The data must be returned in full and exactly as given.

------

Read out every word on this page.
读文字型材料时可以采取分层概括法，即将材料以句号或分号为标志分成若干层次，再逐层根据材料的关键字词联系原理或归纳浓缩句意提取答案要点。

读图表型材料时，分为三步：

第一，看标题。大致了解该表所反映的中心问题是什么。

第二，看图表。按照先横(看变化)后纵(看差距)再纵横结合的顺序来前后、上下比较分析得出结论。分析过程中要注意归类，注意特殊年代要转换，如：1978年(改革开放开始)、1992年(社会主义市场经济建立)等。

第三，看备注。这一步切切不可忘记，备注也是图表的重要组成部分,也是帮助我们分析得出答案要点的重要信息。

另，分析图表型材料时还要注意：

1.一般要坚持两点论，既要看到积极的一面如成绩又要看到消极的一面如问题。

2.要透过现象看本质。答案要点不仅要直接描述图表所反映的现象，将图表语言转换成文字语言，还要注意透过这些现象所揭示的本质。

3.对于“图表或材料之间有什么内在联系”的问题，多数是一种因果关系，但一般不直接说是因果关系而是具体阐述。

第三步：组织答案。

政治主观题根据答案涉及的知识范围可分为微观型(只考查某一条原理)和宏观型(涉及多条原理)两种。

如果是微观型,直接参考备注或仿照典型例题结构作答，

------

TASK RESPONSE
Read out every word on this page.
读文字型材料时可以采取分层概括法，即将材料以句号或分号为标志分成若干层次，再逐层根据材料的关键字词联系原理或归纳浓缩句意提取答案要点。

读图表型材料时，分为三步：

第一，看标题。大致了解该表所反映的中心问题是什么。

第二，看图表。按照先横(看变化)后纵(看差距)再纵横结合的顺序来前后、上下比较分析得出结论。分析过程中要注意归类，注意特殊年代要转换，如：1978年(改革开放开始)、1992年(社会主义市场经济建立)等。

第三，看备注。这一步切切不可忘记，备注也是图表的重要组成部分,也是帮助我们分析得出答案要点的重要信息。

另，分析图表型材料时还要注意：

1.一般要坚持两点论，既要看到积极的一面如成绩又要看到消极的一面如问题。

2.要透过现象看本质。答案要点不仅要直接描述图表所反映的现象，将图表语言转换成文字语言，还要注意透过这些现象所揭示的本质。

3.对于“图表或材料之间有什么内在联系”的问题，多数是一种因果关系，但一般不直接说是因果关系而是具体阐述。

第三步：组织答案。

政治主观题根据答案涉及的知识范围可分为微观型(只考查某一条原理)和宏观型(涉及多条原理)两种。

如果是微观型,直接参考备注或仿照典型例题结构作答，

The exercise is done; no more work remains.